◆ **Data in this exercise**:
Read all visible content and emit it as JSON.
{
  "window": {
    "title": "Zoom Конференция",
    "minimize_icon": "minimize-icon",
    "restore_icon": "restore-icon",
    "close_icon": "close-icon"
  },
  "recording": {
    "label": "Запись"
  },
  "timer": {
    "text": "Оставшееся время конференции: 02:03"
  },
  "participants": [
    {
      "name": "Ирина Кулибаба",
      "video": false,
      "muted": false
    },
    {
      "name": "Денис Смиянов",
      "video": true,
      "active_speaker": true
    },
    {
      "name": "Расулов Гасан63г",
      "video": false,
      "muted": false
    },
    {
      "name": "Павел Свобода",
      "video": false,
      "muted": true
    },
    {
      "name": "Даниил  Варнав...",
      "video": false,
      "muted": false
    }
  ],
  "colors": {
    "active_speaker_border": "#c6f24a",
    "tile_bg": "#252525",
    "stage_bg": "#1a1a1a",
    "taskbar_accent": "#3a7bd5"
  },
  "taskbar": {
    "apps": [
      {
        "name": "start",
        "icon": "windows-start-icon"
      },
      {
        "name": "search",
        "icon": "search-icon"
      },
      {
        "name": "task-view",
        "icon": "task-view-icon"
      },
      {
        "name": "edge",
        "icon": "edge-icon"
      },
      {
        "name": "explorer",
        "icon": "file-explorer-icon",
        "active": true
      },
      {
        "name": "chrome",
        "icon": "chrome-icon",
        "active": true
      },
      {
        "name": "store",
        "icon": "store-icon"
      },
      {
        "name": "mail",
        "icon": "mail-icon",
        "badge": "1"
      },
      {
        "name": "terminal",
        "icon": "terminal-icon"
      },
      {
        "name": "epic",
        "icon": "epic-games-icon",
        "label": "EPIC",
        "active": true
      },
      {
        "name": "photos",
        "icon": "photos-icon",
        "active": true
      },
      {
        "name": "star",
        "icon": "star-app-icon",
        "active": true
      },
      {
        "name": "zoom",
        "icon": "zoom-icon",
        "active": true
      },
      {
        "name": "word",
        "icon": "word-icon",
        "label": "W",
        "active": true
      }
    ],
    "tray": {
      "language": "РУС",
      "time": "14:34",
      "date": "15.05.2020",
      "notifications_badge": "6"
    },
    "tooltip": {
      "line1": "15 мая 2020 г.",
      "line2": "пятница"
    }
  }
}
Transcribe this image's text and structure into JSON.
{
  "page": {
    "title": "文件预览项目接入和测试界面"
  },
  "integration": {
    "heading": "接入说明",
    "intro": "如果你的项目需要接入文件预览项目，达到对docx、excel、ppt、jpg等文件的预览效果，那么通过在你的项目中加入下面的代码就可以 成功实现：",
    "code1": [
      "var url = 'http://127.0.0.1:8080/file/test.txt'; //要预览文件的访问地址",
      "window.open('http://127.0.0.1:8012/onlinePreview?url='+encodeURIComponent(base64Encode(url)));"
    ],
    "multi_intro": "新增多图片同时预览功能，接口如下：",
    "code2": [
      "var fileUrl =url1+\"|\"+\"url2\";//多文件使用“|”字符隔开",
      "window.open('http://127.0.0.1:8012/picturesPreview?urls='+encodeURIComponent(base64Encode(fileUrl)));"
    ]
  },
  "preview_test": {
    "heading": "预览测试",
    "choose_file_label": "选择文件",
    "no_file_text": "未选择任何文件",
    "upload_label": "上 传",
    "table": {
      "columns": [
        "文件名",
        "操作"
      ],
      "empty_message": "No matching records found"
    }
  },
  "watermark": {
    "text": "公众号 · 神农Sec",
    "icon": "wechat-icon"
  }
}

◆ **What is expected**: Each line of the listing should be copied exactly.

◆ **Task answer**:
Read all visible content and emit it as JSON.
{
  "window": {
    "title": "Zoom Конференция",
    "minimize_icon": "minimize-icon",
    "restore_icon": "restore-icon",
    "close_icon": "close-icon"
  },
  "recording": {
    "label": "Запись"
  },
  "timer": {
    "text": "Оставшееся время конференции: 02:03"
  },
  "participants": [
    {
      "name": "Ирина Кулибаба",
      "video": false,
      "muted": false
    },
    {
      "name": "Денис Смиянов",
      "video": true,
      "active_speaker": true
    },
    {
      "name": "Расулов Гасан63г",
      "video": false,
      "muted": false
    },
    {
      "name": "Павел Свобода",
      "video": false,
      "muted": true
    },
    {
      "name": "Даниил  Варнав...",
      "video": false,
      "muted": false
    }
  ],
  "colors": {
    "active_speaker_border": "#c6f24a",
    "tile_bg": "#252525",
    "stage_bg": "#1a1a1a",
    "taskbar_accent": "#3a7bd5"
  },
  "taskbar": {
    "apps": [
      {
        "name": "start",
        "icon": "windows-start-icon"
      },
      {
        "name": "search",
        "icon": "search-icon"
      },
      {
        "name": "task-view",
        "icon": "task-view-icon"
      },
      {
        "name": "edge",
        "icon": "edge-icon"
      },
      {
        "name": "explorer",
        "icon": "file-explorer-icon",
        "active": true
      },
      {
        "name": "chrome",
        "icon": "chrome-icon",
        "active": true
      },
      {
        "name": "store",
        "icon": "store-icon"
      },
      {
        "name": "mail",
        "icon": "mail-icon",
        "badge": "1"
      },
      {
        "name": "terminal",
        "icon": "terminal-icon"
      },
      {
        "name": "epic",
        "icon": "epic-games-icon",
        "label": "EPIC",
        "active": true
      },
      {
        "name": "photos",
        "icon": "photos-icon",
        "active": true
      },
      {
        "name": "star",
        "icon": "star-app-icon",
        "active": true
      },
      {
        "name": "zoom",
        "icon": "zoom-icon",
        "active": true
      },
      {
        "name": "word",
        "icon": "word-icon",
        "label": "W",
        "active": true
      }
    ],
    "tray": {
      "language": "РУС",
      "time": "14:34",
      "date": "15.05.2020",
      "notifications_badge": "6"
    },
    "tooltip": {
      "line1": "15 мая 2020 г.",
      "line2": "пятница"
    }
  }
}
Transcribe this image's text and structure into JSON.
{
  "page": {
    "title": "文件预览项目接入和测试界面"
  },
  "integration": {
    "heading": "接入说明",
    "intro": "如果你的项目需要接入文件预览项目，达到对docx、excel、ppt、jpg等文件的预览效果，那么通过在你的项目中加入下面的代码就可以 成功实现：",
    "code1": [
      "var url = 'http://127.0.0.1:8080/file/test.txt'; //要预览文件的访问地址",
      "window.open('http://127.0.0.1:8012/onlinePreview?url='+encodeURIComponent(base64Encode(url)));"
    ],
    "multi_intro": "新增多图片同时预览功能，接口如下：",
    "code2": [
      "var fileUrl =url1+\"|\"+\"url2\";//多文件使用“|”字符隔开",
      "window.open('http://127.0.0.1:8012/picturesPreview?urls='+encodeURIComponent(base64Encode(fileUrl)));"
    ]
  },
  "preview_test": {
    "heading": "预览测试",
    "choose_file_label": "选择文件",
    "no_file_text": "未选择任何文件",
    "upload_label": "上 传",
    "table": {
      "columns": [
        "文件名",
        "操作"
      ],
      "empty_message": "No matching records found"
    }
  },
  "watermark": {
    "text": "公众号 · 神农Sec",
    "icon": "wechat-icon"
  }
}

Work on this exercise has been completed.